** BEGIN Given data **
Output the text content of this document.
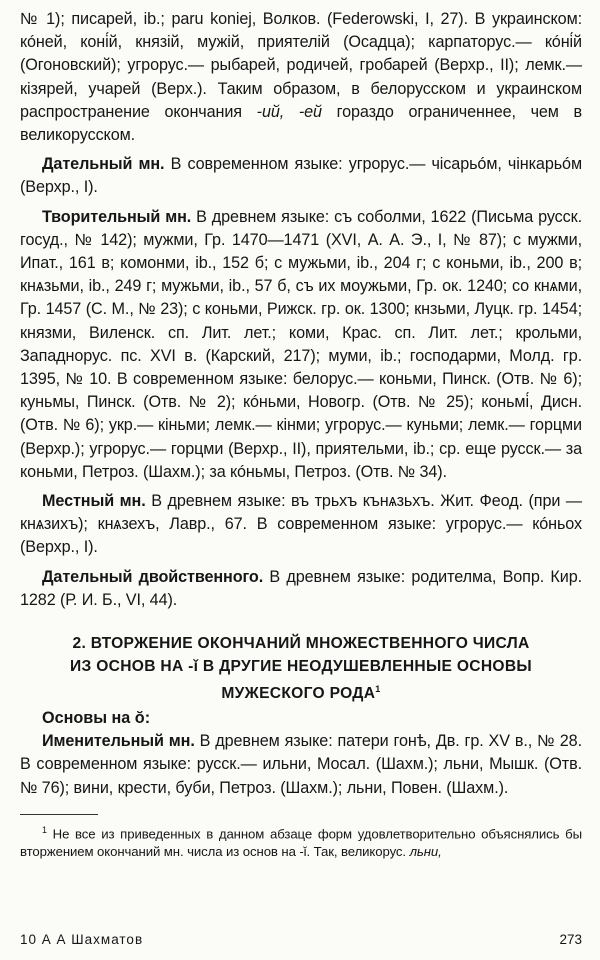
№ 1); писарей, ib.; paru koniej, Волков. (Federowski, I, 27). В украинском: кóней, коні́й, князій, мужій, приятелій (Осадца); карпаторус.— кóні́й (Огоновский); угрорус.— рыбарей, родичей, гробарей (Верхр., II); лемк.— кізярей, учарей (Верх.). Таким образом, в белорусском и украинском распространение окончания -ий, -ей гораздо ограниченнее, чем в великорусском.

Дательный мн. В современном языке: угрорус.— чісарьóм, чінкарьóм (Верхр., I).

Творительный мн. В древнем языке: съ соболми, 1622 (Письма русск. госуд., № 142); мужми, Гр. 1470—1471 (XVI, А. А. Э., I, № 87); с мужми, Ипат., 161 в; комонми, ib., 152 б; с мужьми, ib., 204 г; с коньми, ib., 200 в; кнѧзьми, ib., 249 г; мужьми, ib., 57 б, съ их моужьми, Гр. ок. 1240; со кнѧми, Гр. 1457 (С. М., № 23); с коньми, Рижск. гр. ок. 1300; кнзьми, Луцк. гр. 1454; князми, Виленск. сп. Лит. лет.; коми, Крас. сп. Лит. лет.; крольми, Западнорус. пс. XVI в. (Карский, 217); муми, ib.; господарми, Молд. гр. 1395, № 10. В современном языке: белорус.— коньми, Пинск. (Отв. № 6); куньмы, Пинск. (Отв. № 2); кóньми, Новогр. (Отв. № 25); коньмі́, Дисн. (Отв. № 6); укр.— кіньми; лемк.— кінми; угрорус.— куньми; лемк.— горцми (Верхр.); угрорус.— горцми (Верхр., II), приятельми, ib.; ср. еще русск.— за коньми, Петроз. (Шахм.); за кóньмы, Петроз. (Отв. № 34).

Местный мн. В древнем языке: въ трьхъ кънѧзьхъ. Жит. Феод. (при — кнѧзихъ); кнѧзехъ, Лавр., 67. В современном языке: угрорус.— кóньох (Верхр., I).

Дательный двойственного. В древнем языке: родителма, Вопр. Кир. 1282 (Р. И. Б., VI, 44).

2. ВТОРЖЕНИЕ ОКОНЧАНИЙ МНОЖЕСТВЕННОГО ЧИСЛА
ИЗ ОСНОВ НА -ǐ В ДРУГИЕ НЕОДУШЕВЛЕННЫЕ ОСНОВЫ
МУЖЕСКОГО РОДА$^1$
Основы на ŏ:

Именительный мн. В древнем языке: патери гонѣ, Дв. гр. XV в., № 28. В современном языке: русск.— ильни, Мосал. (Шахм.); льни, Мышк. (Отв. № 76); вини, крести, буби, Петроз. (Шахм.); льни, Повен. (Шахм.).

$^1$ Не все из приведенных в данном абзаце форм удовлетворительно объяснялись бы вторжением окончаний мн. числа из основ на -ǐ. Так, великорус. льни,

10 А А Шахматов	273
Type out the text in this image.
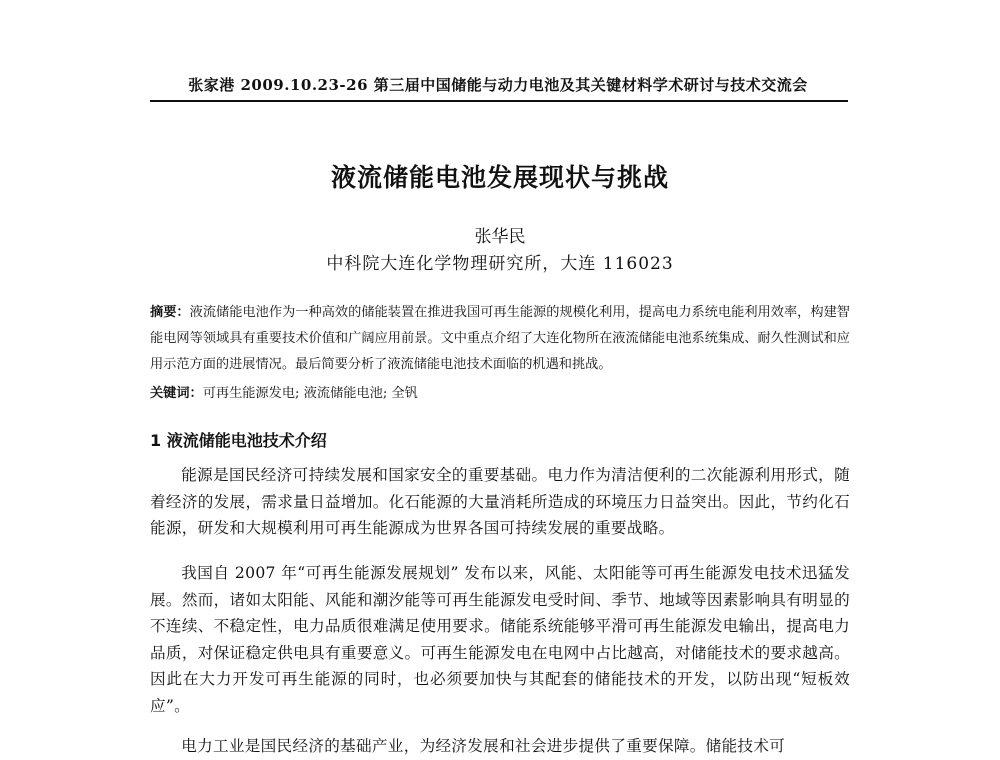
张家港 2009.10.23-26 第三届中国储能与动力电池及其关键材料学术研讨与技术交流会
液流储能电池发展现状与挑战
张华民
中科院大连化学物理研究所，大连 116023
摘要：液流储能电池作为一种高效的储能装置在推进我国可再生能源的规模化利用，提高电力系统电能利用效率，构建智能电网等领域具有重要技术价值和广阔应用前景。文中重点介绍了大连化物所在液流储能电池系统集成、耐久性测试和应用示范方面的进展情况。最后简要分析了液流储能电池技术面临的机遇和挑战。
关键词：可再生能源发电; 液流储能电池; 全钒
1 液流储能电池技术介绍
能源是国民经济可持续发展和国家安全的重要基础。电力作为清洁便利的二次能源利用形式，随着经济的发展，需求量日益增加。化石能源的大量消耗所造成的环境压力日益突出。因此，节约化石能源，研发和大规模利用可再生能源成为世界各国可持续发展的重要战略。
我国自 2007 年“可再生能源发展规划” 发布以来，风能、太阳能等可再生能源发电技术迅猛发展。然而，诸如太阳能、风能和潮汐能等可再生能源发电受时间、季节、地域等因素影响具有明显的不连续、不稳定性，电力品质很难满足使用要求。储能系统能够平滑可再生能源发电输出，提高电力品质，对保证稳定供电具有重要意义。可再生能源发电在电网中占比越高，对储能技术的要求越高。因此在大力开发可再生能源的同时，也必须要加快与其配套的储能技术的开发，以防出现“短板效应”。
电力工业是国民经济的基础产业，为经济发展和社会进步提供了重要保障。储能技术可
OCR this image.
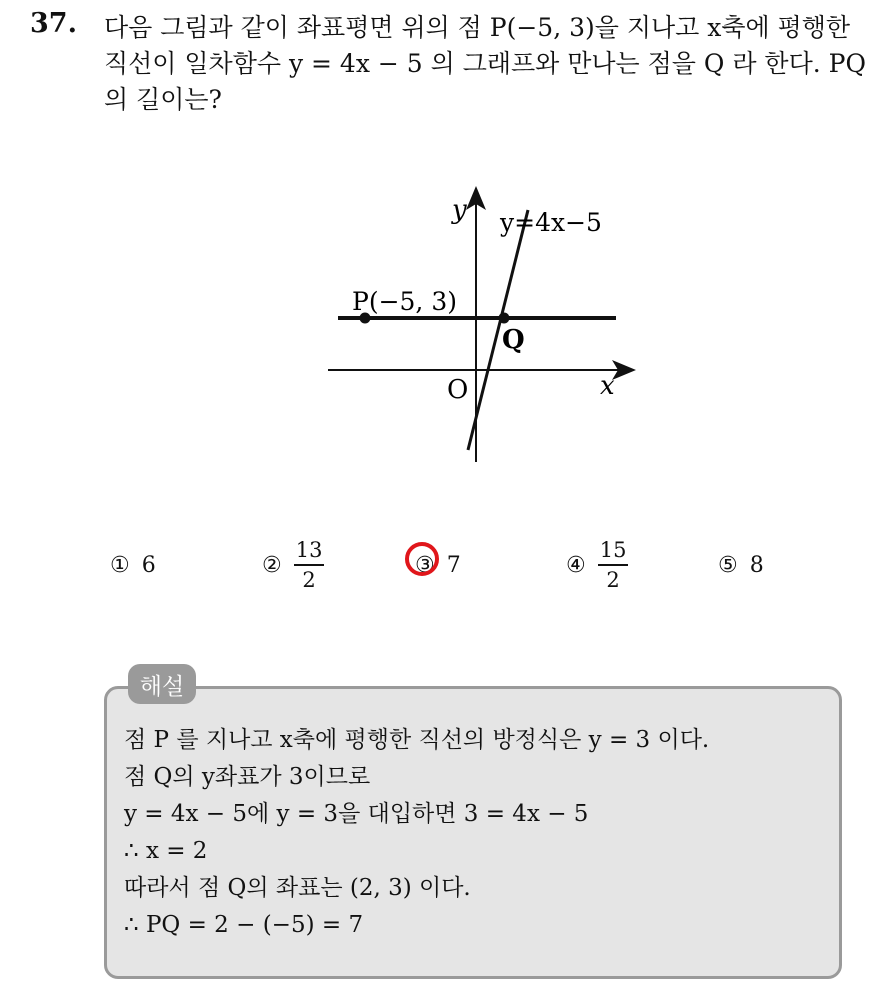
37. 다음 그림과 같이 좌표평면 위의 점 P(−5, 3)을 지나고 x축에 평행한
직선이 일차함수 y = 4x − 5 의 그래프와 만나는 점을 Q 라 한다. PQ
의 길이는?
y
x
O
y=4x−5
P(−5, 3)
Q
① 6	② $\frac{13}{2}$	③ 7	④ $\frac{15}{2}$	⑤ 8
해설
점 P 를 지나고 x축에 평행한 직선의 방정식은 y = 3 이다.
점 Q의 y좌표가 3이므로
y = 4x − 5에 y = 3을 대입하면 3 = 4x − 5
∴ x = 2
따라서 점 Q의 좌표는 (2, 3) 이다.
∴ PQ = 2 − (−5) = 7
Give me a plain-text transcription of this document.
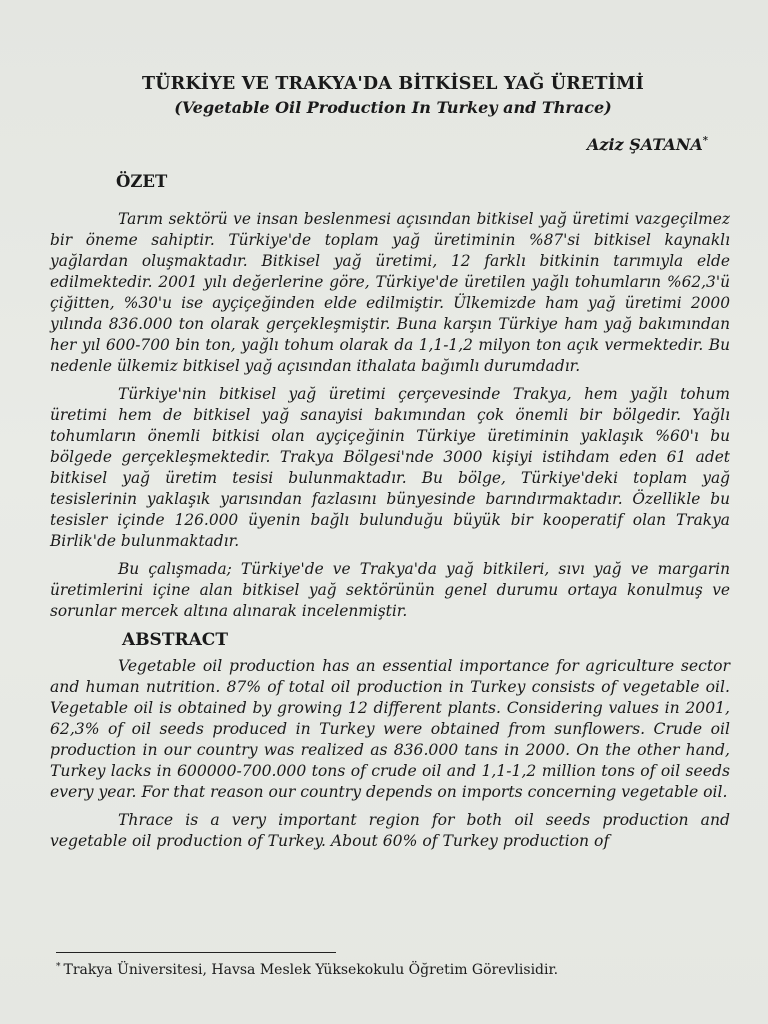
TÜRKİYE VE TRAKYA'DA BİTKİSEL YAĞ ÜRETİMİ
(Vegetable Oil Production In Turkey and Thrace)
Aziz ŞATANA*
ÖZET

Tarım sektörü ve insan beslenmesi açısından bitkisel yağ üretimi vazgeçilmez bir öneme sahiptir. Türkiye'de toplam yağ üretiminin %87'si bitkisel kaynaklı yağlardan oluşmaktadır. Bitkisel yağ üretimi, 12 farklı bitkinin tarımıyla elde edilmektedir. 2001 yılı değerlerine göre, Türkiye'de üretilen yağlı tohumların %62,3'ü çiğitten, %30'u ise ayçiçeğinden elde edilmiştir. Ülkemizde ham yağ üretimi 2000 yılında 836.000 ton olarak gerçekleşmiştir. Buna karşın Türkiye ham yağ bakımından her yıl 600-700 bin ton, yağlı tohum olarak da 1,1-1,2 milyon ton açık vermektedir. Bu nedenle ülkemiz bitkisel yağ açısından ithalata bağımlı durumdadır.

Türkiye'nin bitkisel yağ üretimi çerçevesinde Trakya, hem yağlı tohum üretimi hem de bitkisel yağ sanayisi bakımından çok önemli bir bölgedir. Yağlı tohumların önemli bitkisi olan ayçiçeğinin Türkiye üretiminin yaklaşık %60'ı bu bölgede gerçekleşmektedir. Trakya Bölgesi'nde 3000 kişiyi istihdam eden 61 adet bitkisel yağ üretim tesisi bulunmaktadır. Bu bölge, Türkiye'deki toplam yağ tesislerinin yaklaşık yarısından fazlasını bünyesinde barındırmaktadır. Özellikle bu tesisler içinde 126.000 üyenin bağlı bulunduğu büyük bir kooperatif olan Trakya Birlik'de bulunmaktadır.

Bu çalışmada; Türkiye'de ve Trakya'da yağ bitkileri, sıvı yağ ve margarin üretimlerini içine alan bitkisel yağ sektörünün genel durumu ortaya konulmuş ve sorunlar mercek altına alınarak incelenmiştir.

ABSTRACT

Vegetable oil production has an essential importance for agriculture sector and human nutrition. 87% of total oil production in Turkey consists of vegetable oil. Vegetable oil is obtained by growing 12 different plants. Considering values in 2001, 62,3% of oil seeds produced in Turkey were obtained from sunflowers. Crude oil production in our country was realized as 836.000 tans in 2000. On the other hand, Turkey lacks in 600000-700.000 tons of crude oil and 1,1-1,2 million tons of oil seeds every year. For that reason our country depends on imports concerning vegetable oil.

Thrace is a very important region for both oil seeds production and vegetable oil production of Turkey. About 60% of Turkey production of

* Trakya Üniversitesi, Havsa Meslek Yüksekokulu Öğretim Görevlisidir.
** END Given data **
Without including any pictures, output all the entries above exactly.

Output the text content of this document.
№ 1); писарей, ib.; paru koniej, Волков. (Federowski, I, 27). В украинском: кóней, коні́й, князій, мужій, приятелій (Осадца); карпаторус.— кóні́й (Огоновский); угрорус.— рыбарей, родичей, гробарей (Верхр., II); лемк.— кізярей, учарей (Верх.). Таким образом, в белорусском и украинском распространение окончания -ий, -ей гораздо ограниченнее, чем в великорусском.

Дательный мн. В современном языке: угрорус.— чісарьóм, чінкарьóм (Верхр., I).

Творительный мн. В древнем языке: съ соболми, 1622 (Письма русск. госуд., № 142); мужми, Гр. 1470—1471 (XVI, А. А. Э., I, № 87); с мужми, Ипат., 161 в; комонми, ib., 152 б; с мужьми, ib., 204 г; с коньми, ib., 200 в; кнѧзьми, ib., 249 г; мужьми, ib., 57 б, съ их моужьми, Гр. ок. 1240; со кнѧми, Гр. 1457 (С. М., № 23); с коньми, Рижск. гр. ок. 1300; кнзьми, Луцк. гр. 1454; князми, Виленск. сп. Лит. лет.; коми, Крас. сп. Лит. лет.; крольми, Западнорус. пс. XVI в. (Карский, 217); муми, ib.; господарми, Молд. гр. 1395, № 10. В современном языке: белорус.— коньми, Пинск. (Отв. № 6); куньмы, Пинск. (Отв. № 2); кóньми, Новогр. (Отв. № 25); коньмі́, Дисн. (Отв. № 6); укр.— кіньми; лемк.— кінми; угрорус.— куньми; лемк.— горцми (Верхр.); угрорус.— горцми (Верхр., II), приятельми, ib.; ср. еще русск.— за коньми, Петроз. (Шахм.); за кóньмы, Петроз. (Отв. № 34).

Местный мн. В древнем языке: въ трьхъ кънѧзьхъ. Жит. Феод. (при — кнѧзихъ); кнѧзехъ, Лавр., 67. В современном языке: угрорус.— кóньох (Верхр., I).

Дательный двойственного. В древнем языке: родителма, Вопр. Кир. 1282 (Р. И. Б., VI, 44).

2. ВТОРЖЕНИЕ ОКОНЧАНИЙ МНОЖЕСТВЕННОГО ЧИСЛА
ИЗ ОСНОВ НА -ǐ В ДРУГИЕ НЕОДУШЕВЛЕННЫЕ ОСНОВЫ
МУЖЕСКОГО РОДА$^1$
Основы на ŏ:

Именительный мн. В древнем языке: патери гонѣ, Дв. гр. XV в., № 28. В современном языке: русск.— ильни, Мосал. (Шахм.); льни, Мышк. (Отв. № 76); вини, крести, буби, Петроз. (Шахм.); льни, Повен. (Шахм.).

$^1$ Не все из приведенных в данном абзаце форм удовлетворительно объяснялись бы вторжением окончаний мн. числа из основ на -ǐ. Так, великорус. льни,

10 А А Шахматов	273
Type out the text in this image.
张家港 2009.10.23-26 第三届中国储能与动力电池及其关键材料学术研讨与技术交流会
液流储能电池发展现状与挑战
张华民
中科院大连化学物理研究所，大连 116023
摘要：液流储能电池作为一种高效的储能装置在推进我国可再生能源的规模化利用，提高电力系统电能利用效率，构建智能电网等领域具有重要技术价值和广阔应用前景。文中重点介绍了大连化物所在液流储能电池系统集成、耐久性测试和应用示范方面的进展情况。最后简要分析了液流储能电池技术面临的机遇和挑战。
关键词：可再生能源发电; 液流储能电池; 全钒
1 液流储能电池技术介绍
能源是国民经济可持续发展和国家安全的重要基础。电力作为清洁便利的二次能源利用形式，随着经济的发展，需求量日益增加。化石能源的大量消耗所造成的环境压力日益突出。因此，节约化石能源，研发和大规模利用可再生能源成为世界各国可持续发展的重要战略。
我国自 2007 年“可再生能源发展规划” 发布以来，风能、太阳能等可再生能源发电技术迅猛发展。然而，诸如太阳能、风能和潮汐能等可再生能源发电受时间、季节、地域等因素影响具有明显的不连续、不稳定性，电力品质很难满足使用要求。储能系统能够平滑可再生能源发电输出，提高电力品质，对保证稳定供电具有重要意义。可再生能源发电在电网中占比越高，对储能技术的要求越高。因此在大力开发可再生能源的同时，也必须要加快与其配套的储能技术的开发，以防出现“短板效应”。
电力工业是国民经济的基础产业，为经济发展和社会进步提供了重要保障。储能技术可
OCR this image.
37. 다음 그림과 같이 좌표평면 위의 점 P(−5, 3)을 지나고 x축에 평행한
직선이 일차함수 y = 4x − 5 의 그래프와 만나는 점을 Q 라 한다. PQ
의 길이는?
y
x
O
y=4x−5
P(−5, 3)
Q
① 6	② $\frac{13}{2}$	③ 7	④ $\frac{15}{2}$	⑤ 8
해설
점 P 를 지나고 x축에 평행한 직선의 방정식은 y = 3 이다.
점 Q의 y좌표가 3이므로
y = 4x − 5에 y = 3을 대입하면 3 = 4x − 5
∴ x = 2
따라서 점 Q의 좌표는 (2, 3) 이다.
∴ PQ = 2 − (−5) = 7
Give me a plain-text transcription of this document.
TÜRKİYE VE TRAKYA'DA BİTKİSEL YAĞ ÜRETİMİ
(Vegetable Oil Production In Turkey and Thrace)
Aziz ŞATANA*
ÖZET

Tarım sektörü ve insan beslenmesi açısından bitkisel yağ üretimi vazgeçilmez bir öneme sahiptir. Türkiye'de toplam yağ üretiminin %87'si bitkisel kaynaklı yağlardan oluşmaktadır. Bitkisel yağ üretimi, 12 farklı bitkinin tarımıyla elde edilmektedir. 2001 yılı değerlerine göre, Türkiye'de üretilen yağlı tohumların %62,3'ü çiğitten, %30'u ise ayçiçeğinden elde edilmiştir. Ülkemizde ham yağ üretimi 2000 yılında 836.000 ton olarak gerçekleşmiştir. Buna karşın Türkiye ham yağ bakımından her yıl 600-700 bin ton, yağlı tohum olarak da 1,1-1,2 milyon ton açık vermektedir. Bu nedenle ülkemiz bitkisel yağ açısından ithalata bağımlı durumdadır.

Türkiye'nin bitkisel yağ üretimi çerçevesinde Trakya, hem yağlı tohum üretimi hem de bitkisel yağ sanayisi bakımından çok önemli bir bölgedir. Yağlı tohumların önemli bitkisi olan ayçiçeğinin Türkiye üretiminin yaklaşık %60'ı bu bölgede gerçekleşmektedir. Trakya Bölgesi'nde 3000 kişiyi istihdam eden 61 adet bitkisel yağ üretim tesisi bulunmaktadır. Bu bölge, Türkiye'deki toplam yağ tesislerinin yaklaşık yarısından fazlasını bünyesinde barındırmaktadır. Özellikle bu tesisler içinde 126.000 üyenin bağlı bulunduğu büyük bir kooperatif olan Trakya Birlik'de bulunmaktadır.

Bu çalışmada; Türkiye'de ve Trakya'da yağ bitkileri, sıvı yağ ve margarin üretimlerini içine alan bitkisel yağ sektörünün genel durumu ortaya konulmuş ve sorunlar mercek altına alınarak incelenmiştir.

ABSTRACT

Vegetable oil production has an essential importance for agriculture sector and human nutrition. 87% of total oil production in Turkey consists of vegetable oil. Vegetable oil is obtained by growing 12 different plants. Considering values in 2001, 62,3% of oil seeds produced in Turkey were obtained from sunflowers. Crude oil production in our country was realized as 836.000 tans in 2000. On the other hand, Turkey lacks in 600000-700.000 tons of crude oil and 1,1-1,2 million tons of oil seeds every year. For that reason our country depends on imports concerning vegetable oil.

Thrace is a very important region for both oil seeds production and vegetable oil production of Turkey. About 60% of Turkey production of

* Trakya Üniversitesi, Havsa Meslek Yüksekokulu Öğretim Görevlisidir.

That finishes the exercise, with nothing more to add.